**PROBLEM**
Reproduce the following material exactly, including every line.

**Figure content listings**
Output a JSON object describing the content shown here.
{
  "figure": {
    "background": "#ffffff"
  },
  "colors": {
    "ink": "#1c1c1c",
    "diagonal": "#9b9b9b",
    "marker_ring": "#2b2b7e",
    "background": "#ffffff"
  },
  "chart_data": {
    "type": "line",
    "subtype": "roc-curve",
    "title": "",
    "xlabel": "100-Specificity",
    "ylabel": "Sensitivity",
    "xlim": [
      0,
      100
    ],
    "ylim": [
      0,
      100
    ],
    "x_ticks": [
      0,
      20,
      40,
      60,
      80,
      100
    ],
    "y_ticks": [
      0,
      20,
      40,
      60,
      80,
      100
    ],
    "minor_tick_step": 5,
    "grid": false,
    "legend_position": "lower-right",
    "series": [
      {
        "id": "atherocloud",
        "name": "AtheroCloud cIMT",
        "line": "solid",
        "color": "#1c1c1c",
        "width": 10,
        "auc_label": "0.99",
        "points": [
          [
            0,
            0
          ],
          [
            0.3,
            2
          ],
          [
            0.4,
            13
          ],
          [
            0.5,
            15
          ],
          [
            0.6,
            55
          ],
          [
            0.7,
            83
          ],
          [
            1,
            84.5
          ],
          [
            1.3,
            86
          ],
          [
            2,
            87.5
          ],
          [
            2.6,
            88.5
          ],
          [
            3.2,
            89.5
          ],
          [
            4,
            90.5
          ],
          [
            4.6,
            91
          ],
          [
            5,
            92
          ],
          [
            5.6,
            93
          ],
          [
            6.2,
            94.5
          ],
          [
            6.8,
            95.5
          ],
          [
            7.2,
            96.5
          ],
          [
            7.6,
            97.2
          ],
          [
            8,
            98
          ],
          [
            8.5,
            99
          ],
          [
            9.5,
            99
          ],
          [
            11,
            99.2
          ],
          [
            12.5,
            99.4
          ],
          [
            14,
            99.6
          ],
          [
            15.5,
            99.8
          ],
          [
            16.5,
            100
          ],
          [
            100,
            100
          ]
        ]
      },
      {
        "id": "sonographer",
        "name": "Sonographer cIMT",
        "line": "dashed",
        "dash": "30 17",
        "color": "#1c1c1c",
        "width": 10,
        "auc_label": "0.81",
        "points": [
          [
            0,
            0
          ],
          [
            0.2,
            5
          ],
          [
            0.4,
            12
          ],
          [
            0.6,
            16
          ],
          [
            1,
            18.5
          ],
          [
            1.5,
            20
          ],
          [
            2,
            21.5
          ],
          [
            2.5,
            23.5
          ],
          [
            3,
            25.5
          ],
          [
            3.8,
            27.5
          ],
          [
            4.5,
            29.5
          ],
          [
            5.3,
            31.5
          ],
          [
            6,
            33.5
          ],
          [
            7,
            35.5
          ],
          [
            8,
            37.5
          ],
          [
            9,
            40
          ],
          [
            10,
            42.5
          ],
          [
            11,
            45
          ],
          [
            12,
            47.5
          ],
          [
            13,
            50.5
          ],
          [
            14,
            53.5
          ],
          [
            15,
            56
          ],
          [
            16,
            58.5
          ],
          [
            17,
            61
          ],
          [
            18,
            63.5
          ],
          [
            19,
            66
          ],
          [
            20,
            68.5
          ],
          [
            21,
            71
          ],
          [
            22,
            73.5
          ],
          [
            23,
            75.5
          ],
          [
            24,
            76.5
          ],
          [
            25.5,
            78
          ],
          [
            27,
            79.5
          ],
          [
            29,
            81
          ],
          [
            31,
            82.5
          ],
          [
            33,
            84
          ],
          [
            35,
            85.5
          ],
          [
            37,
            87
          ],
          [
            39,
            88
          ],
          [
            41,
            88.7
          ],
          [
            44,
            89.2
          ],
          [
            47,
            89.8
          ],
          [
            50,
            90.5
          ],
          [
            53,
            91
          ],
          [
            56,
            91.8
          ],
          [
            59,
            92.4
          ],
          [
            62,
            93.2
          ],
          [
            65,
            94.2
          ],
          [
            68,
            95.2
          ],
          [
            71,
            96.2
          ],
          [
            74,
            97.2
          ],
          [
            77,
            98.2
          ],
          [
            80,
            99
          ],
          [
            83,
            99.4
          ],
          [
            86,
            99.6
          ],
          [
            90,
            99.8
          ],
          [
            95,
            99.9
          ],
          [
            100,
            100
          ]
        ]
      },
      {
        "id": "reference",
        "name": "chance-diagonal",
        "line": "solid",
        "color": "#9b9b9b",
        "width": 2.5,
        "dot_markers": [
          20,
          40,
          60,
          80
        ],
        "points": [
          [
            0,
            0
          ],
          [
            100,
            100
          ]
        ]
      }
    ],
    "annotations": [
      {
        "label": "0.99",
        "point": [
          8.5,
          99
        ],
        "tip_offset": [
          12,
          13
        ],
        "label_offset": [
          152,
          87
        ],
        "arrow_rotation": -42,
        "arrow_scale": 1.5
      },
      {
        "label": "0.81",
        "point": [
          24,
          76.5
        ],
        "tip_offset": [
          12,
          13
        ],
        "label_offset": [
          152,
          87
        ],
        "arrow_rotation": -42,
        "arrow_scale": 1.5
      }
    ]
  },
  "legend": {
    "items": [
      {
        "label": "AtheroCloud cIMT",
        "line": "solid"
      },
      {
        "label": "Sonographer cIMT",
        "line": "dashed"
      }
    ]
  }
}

**RESULT OF THIS EXERCISE**
Output a JSON object describing the content shown here.
{
  "figure": {
    "background": "#ffffff"
  },
  "colors": {
    "ink": "#1c1c1c",
    "diagonal": "#9b9b9b",
    "marker_ring": "#2b2b7e",
    "background": "#ffffff"
  },
  "chart_data": {
    "type": "line",
    "subtype": "roc-curve",
    "title": "",
    "xlabel": "100-Specificity",
    "ylabel": "Sensitivity",
    "xlim": [
      0,
      100
    ],
    "ylim": [
      0,
      100
    ],
    "x_ticks": [
      0,
      20,
      40,
      60,
      80,
      100
    ],
    "y_ticks": [
      0,
      20,
      40,
      60,
      80,
      100
    ],
    "minor_tick_step": 5,
    "grid": false,
    "legend_position": "lower-right",
    "series": [
      {
        "id": "atherocloud",
        "name": "AtheroCloud cIMT",
        "line": "solid",
        "color": "#1c1c1c",
        "width": 10,
        "auc_label": "0.99",
        "points": [
          [
            0,
            0
          ],
          [
            0.3,
            2
          ],
          [
            0.4,
            13
          ],
          [
            0.5,
            15
          ],
          [
            0.6,
            55
          ],
          [
            0.7,
            83
          ],
          [
            1,
            84.5
          ],
          [
            1.3,
            86
          ],
          [
            2,
            87.5
          ],
          [
            2.6,
            88.5
          ],
          [
            3.2,
            89.5
          ],
          [
            4,
            90.5
          ],
          [
            4.6,
            91
          ],
          [
            5,
            92
          ],
          [
            5.6,
            93
          ],
          [
            6.2,
            94.5
          ],
          [
            6.8,
            95.5
          ],
          [
            7.2,
            96.5
          ],
          [
            7.6,
            97.2
          ],
          [
            8,
            98
          ],
          [
            8.5,
            99
          ],
          [
            9.5,
            99
          ],
          [
            11,
            99.2
          ],
          [
            12.5,
            99.4
          ],
          [
            14,
            99.6
          ],
          [
            15.5,
            99.8
          ],
          [
            16.5,
            100
          ],
          [
            100,
            100
          ]
        ]
      },
      {
        "id": "sonographer",
        "name": "Sonographer cIMT",
        "line": "dashed",
        "dash": "30 17",
        "color": "#1c1c1c",
        "width": 10,
        "auc_label": "0.81",
        "points": [
          [
            0,
            0
          ],
          [
            0.2,
            5
          ],
          [
            0.4,
            12
          ],
          [
            0.6,
            16
          ],
          [
            1,
            18.5
          ],
          [
            1.5,
            20
          ],
          [
            2,
            21.5
          ],
          [
            2.5,
            23.5
          ],
          [
            3,
            25.5
          ],
          [
            3.8,
            27.5
          ],
          [
            4.5,
            29.5
          ],
          [
            5.3,
            31.5
          ],
          [
            6,
            33.5
          ],
          [
            7,
            35.5
          ],
          [
            8,
            37.5
          ],
          [
            9,
            40
          ],
          [
            10,
            42.5
          ],
          [
            11,
            45
          ],
          [
            12,
            47.5
          ],
          [
            13,
            50.5
          ],
          [
            14,
            53.5
          ],
          [
            15,
            56
          ],
          [
            16,
            58.5
          ],
          [
            17,
            61
          ],
          [
            18,
            63.5
          ],
          [
            19,
            66
          ],
          [
            20,
            68.5
          ],
          [
            21,
            71
          ],
          [
            22,
            73.5
          ],
          [
            23,
            75.5
          ],
          [
            24,
            76.5
          ],
          [
            25.5,
            78
          ],
          [
            27,
            79.5
          ],
          [
            29,
            81
          ],
          [
            31,
            82.5
          ],
          [
            33,
            84
          ],
          [
            35,
            85.5
          ],
          [
            37,
            87
          ],
          [
            39,
            88
          ],
          [
            41,
            88.7
          ],
          [
            44,
            89.2
          ],
          [
            47,
            89.8
          ],
          [
            50,
            90.5
          ],
          [
            53,
            91
          ],
          [
            56,
            91.8
          ],
          [
            59,
            92.4
          ],
          [
            62,
            93.2
          ],
          [
            65,
            94.2
          ],
          [
            68,
            95.2
          ],
          [
            71,
            96.2
          ],
          [
            74,
            97.2
          ],
          [
            77,
            98.2
          ],
          [
            80,
            99
          ],
          [
            83,
            99.4
          ],
          [
            86,
            99.6
          ],
          [
            90,
            99.8
          ],
          [
            95,
            99.9
          ],
          [
            100,
            100
          ]
        ]
      },
      {
        "id": "reference",
        "name": "chance-diagonal",
        "line": "solid",
        "color": "#9b9b9b",
        "width": 2.5,
        "dot_markers": [
          20,
          40,
          60,
          80
        ],
        "points": [
          [
            0,
            0
          ],
          [
            100,
            100
          ]
        ]
      }
    ],
    "annotations": [
      {
        "label": "0.99",
        "point": [
          8.5,
          99
        ],
        "tip_offset": [
          12,
          13
        ],
        "label_offset": [
          152,
          87
        ],
        "arrow_rotation": -42,
        "arrow_scale": 1.5
      },
      {
        "label": "0.81",
        "point": [
          24,
          76.5
        ],
        "tip_offset": [
          12,
          13
        ],
        "label_offset": [
          152,
          87
        ],
        "arrow_rotation": -42,
        "arrow_scale": 1.5
      }
    ]
  },
  "legend": {
    "items": [
      {
        "label": "AtheroCloud cIMT",
        "line": "solid"
      },
      {
        "label": "Sonographer cIMT",
        "line": "dashed"
      }
    ]
  }
}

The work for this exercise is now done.